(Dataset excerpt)
# # # # #

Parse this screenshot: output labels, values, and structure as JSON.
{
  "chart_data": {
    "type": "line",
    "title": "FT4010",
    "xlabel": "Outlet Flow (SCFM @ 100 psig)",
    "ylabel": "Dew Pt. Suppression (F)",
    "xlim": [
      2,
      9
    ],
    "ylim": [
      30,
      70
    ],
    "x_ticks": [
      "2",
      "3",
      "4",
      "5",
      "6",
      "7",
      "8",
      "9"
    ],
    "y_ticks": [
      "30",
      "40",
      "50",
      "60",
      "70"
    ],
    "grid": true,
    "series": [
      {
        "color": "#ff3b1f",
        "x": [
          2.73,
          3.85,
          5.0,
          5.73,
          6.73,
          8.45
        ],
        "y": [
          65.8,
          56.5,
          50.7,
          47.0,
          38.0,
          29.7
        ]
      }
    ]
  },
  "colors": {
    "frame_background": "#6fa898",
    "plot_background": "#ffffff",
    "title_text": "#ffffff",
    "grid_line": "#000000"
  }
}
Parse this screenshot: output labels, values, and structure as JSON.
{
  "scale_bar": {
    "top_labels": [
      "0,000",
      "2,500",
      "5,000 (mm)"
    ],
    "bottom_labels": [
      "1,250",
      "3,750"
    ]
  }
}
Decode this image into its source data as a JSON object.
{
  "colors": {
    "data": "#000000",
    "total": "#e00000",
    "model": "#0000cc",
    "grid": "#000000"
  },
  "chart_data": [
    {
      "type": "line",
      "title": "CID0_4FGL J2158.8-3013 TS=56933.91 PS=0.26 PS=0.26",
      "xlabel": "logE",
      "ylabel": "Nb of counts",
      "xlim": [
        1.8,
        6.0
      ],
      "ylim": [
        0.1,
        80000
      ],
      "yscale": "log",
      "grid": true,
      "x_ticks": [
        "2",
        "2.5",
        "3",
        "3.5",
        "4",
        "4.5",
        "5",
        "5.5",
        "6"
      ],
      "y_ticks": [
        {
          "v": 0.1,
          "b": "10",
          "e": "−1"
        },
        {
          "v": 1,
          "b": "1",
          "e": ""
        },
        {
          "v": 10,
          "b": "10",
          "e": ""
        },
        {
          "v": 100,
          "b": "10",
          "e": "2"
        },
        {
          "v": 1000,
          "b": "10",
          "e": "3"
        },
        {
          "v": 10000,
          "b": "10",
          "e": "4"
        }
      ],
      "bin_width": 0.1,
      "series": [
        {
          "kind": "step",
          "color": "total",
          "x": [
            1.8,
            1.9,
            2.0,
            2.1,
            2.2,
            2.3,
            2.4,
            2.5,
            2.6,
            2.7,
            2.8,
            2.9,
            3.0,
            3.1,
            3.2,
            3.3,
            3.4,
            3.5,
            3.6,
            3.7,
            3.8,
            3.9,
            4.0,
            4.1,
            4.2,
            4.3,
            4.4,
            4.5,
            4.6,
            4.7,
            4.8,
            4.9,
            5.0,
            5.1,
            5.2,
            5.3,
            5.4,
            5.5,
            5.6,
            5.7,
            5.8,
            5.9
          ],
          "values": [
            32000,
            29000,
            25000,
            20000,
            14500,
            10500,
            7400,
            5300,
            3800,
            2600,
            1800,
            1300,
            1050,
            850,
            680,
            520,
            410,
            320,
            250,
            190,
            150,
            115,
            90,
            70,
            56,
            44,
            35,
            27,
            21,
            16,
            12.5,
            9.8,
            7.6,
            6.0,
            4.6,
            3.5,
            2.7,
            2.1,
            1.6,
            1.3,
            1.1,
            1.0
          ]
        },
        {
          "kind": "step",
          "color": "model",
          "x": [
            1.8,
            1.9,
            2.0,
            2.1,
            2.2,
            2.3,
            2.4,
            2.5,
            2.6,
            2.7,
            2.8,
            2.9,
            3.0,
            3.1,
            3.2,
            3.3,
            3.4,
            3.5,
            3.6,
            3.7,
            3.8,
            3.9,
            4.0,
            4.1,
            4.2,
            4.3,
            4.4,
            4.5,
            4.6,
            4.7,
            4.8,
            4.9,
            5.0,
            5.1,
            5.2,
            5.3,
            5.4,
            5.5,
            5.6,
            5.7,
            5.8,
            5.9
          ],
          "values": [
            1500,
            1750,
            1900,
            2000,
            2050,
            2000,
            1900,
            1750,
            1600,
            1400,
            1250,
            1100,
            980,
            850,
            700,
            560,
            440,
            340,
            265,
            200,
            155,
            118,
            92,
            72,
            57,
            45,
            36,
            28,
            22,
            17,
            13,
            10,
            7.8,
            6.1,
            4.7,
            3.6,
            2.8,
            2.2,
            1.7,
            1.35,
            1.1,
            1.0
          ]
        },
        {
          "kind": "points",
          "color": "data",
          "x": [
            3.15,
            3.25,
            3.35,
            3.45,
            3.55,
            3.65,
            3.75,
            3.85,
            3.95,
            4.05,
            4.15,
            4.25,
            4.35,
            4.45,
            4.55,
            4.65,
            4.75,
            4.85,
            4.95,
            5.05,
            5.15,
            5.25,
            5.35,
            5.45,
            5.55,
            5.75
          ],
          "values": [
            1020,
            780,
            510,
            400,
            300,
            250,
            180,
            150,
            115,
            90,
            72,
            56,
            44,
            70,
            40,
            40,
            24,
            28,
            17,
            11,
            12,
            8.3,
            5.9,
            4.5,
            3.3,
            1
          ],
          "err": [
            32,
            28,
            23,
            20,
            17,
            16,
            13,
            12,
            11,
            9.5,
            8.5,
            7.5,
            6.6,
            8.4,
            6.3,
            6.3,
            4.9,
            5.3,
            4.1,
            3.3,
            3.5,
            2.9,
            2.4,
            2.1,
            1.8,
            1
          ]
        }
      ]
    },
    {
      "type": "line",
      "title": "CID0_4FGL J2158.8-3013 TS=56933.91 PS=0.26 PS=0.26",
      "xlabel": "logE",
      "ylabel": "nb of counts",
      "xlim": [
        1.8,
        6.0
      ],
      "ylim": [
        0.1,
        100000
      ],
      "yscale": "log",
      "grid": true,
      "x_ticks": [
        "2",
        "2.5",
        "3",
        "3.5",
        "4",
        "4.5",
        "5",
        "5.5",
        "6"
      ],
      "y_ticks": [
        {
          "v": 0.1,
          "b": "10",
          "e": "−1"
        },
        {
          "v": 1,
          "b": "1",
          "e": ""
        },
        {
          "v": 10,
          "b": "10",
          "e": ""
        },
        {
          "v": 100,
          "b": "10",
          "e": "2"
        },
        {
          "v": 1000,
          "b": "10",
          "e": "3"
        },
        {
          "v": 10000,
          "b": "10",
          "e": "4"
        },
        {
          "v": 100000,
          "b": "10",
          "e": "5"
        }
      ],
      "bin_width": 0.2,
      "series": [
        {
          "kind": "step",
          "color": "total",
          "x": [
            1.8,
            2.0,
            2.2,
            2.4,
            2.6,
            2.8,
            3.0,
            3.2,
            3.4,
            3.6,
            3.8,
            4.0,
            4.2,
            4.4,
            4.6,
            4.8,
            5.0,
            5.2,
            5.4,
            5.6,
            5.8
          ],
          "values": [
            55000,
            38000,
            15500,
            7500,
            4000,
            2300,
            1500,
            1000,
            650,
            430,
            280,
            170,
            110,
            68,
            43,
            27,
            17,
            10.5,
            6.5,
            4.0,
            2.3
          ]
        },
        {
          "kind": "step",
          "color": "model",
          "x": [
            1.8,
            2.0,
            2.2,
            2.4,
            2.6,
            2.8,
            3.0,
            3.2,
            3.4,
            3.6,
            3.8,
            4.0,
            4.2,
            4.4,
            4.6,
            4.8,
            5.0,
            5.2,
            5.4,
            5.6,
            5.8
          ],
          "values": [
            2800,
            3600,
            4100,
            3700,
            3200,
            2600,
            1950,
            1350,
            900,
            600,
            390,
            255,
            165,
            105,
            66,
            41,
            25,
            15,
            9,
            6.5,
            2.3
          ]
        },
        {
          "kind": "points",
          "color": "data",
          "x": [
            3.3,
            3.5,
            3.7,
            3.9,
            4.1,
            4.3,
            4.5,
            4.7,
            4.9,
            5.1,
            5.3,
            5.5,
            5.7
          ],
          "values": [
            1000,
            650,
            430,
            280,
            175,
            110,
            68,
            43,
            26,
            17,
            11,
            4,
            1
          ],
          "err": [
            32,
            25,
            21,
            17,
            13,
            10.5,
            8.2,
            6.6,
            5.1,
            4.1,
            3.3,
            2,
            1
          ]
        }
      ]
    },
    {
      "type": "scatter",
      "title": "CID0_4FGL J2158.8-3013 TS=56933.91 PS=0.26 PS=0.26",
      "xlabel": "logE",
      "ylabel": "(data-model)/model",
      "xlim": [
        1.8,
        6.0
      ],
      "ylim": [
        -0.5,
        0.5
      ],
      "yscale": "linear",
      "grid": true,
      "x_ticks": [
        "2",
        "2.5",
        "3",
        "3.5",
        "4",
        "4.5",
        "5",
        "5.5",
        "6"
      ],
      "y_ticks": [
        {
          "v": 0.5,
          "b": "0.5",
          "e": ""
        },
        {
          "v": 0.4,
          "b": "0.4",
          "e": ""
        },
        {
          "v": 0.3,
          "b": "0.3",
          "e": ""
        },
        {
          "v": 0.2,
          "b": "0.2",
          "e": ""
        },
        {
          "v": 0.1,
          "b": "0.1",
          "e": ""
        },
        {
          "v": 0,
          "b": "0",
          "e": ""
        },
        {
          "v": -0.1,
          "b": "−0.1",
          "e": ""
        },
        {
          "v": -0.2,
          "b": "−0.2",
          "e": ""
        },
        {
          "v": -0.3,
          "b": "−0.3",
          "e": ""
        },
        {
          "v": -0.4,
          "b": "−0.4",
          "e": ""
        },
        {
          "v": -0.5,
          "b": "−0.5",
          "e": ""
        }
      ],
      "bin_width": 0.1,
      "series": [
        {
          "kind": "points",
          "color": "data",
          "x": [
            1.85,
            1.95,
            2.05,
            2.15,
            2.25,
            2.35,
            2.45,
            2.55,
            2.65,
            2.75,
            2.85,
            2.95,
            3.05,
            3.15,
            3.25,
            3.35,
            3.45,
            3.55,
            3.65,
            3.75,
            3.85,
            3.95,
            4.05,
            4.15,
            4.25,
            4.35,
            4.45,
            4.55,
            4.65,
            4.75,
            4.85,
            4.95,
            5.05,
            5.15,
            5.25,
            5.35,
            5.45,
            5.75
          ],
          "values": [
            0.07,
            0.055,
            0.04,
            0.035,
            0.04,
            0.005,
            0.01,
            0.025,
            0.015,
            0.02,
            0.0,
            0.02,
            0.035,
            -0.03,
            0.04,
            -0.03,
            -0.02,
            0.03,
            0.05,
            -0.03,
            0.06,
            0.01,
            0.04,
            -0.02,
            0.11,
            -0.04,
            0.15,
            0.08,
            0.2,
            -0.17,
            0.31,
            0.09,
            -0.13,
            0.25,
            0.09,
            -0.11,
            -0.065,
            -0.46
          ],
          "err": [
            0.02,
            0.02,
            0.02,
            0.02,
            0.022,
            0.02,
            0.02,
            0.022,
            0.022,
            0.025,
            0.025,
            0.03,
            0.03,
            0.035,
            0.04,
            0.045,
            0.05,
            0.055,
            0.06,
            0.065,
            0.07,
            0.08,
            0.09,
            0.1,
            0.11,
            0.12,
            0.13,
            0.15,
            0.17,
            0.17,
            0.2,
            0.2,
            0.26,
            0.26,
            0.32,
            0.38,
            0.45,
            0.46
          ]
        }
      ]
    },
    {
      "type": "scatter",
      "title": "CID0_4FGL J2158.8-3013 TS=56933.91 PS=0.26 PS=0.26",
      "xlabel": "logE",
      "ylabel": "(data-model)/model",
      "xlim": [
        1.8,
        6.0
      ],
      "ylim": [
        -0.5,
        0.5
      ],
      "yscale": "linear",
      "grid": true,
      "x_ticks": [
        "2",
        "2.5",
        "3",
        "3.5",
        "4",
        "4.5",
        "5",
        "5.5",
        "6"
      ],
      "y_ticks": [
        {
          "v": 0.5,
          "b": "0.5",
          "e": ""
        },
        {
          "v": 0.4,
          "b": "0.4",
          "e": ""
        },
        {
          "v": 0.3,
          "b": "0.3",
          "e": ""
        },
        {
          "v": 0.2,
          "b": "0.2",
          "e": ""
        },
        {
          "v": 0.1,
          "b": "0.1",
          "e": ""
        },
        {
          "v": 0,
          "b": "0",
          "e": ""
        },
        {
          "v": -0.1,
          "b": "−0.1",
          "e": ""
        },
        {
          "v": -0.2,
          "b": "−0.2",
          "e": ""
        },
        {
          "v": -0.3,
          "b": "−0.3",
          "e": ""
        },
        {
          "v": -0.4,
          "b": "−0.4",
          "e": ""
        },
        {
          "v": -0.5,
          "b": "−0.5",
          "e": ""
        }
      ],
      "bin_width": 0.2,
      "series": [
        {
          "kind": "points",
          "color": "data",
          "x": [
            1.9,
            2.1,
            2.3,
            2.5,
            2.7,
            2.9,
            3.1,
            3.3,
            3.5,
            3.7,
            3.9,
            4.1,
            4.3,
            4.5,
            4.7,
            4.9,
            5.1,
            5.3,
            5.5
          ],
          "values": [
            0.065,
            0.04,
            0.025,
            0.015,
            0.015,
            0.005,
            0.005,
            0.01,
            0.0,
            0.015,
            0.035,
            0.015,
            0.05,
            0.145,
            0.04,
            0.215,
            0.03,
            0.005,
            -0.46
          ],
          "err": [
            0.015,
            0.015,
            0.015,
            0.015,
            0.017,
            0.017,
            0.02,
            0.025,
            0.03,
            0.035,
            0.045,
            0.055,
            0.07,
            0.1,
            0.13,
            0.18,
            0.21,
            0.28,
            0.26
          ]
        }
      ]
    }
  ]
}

# # # # #

§ TASK DIRECTIONS
Show every line that contains the word "ylabel".

§ OUTPUT FOR THIS EXERCISE
    "ylabel": "Dew Pt. Suppression (F)",
      "ylabel": "Nb of counts",
      "ylabel": "nb of counts",
      "ylabel": "(data-model)/model",
      "ylabel": "(data-model)/model",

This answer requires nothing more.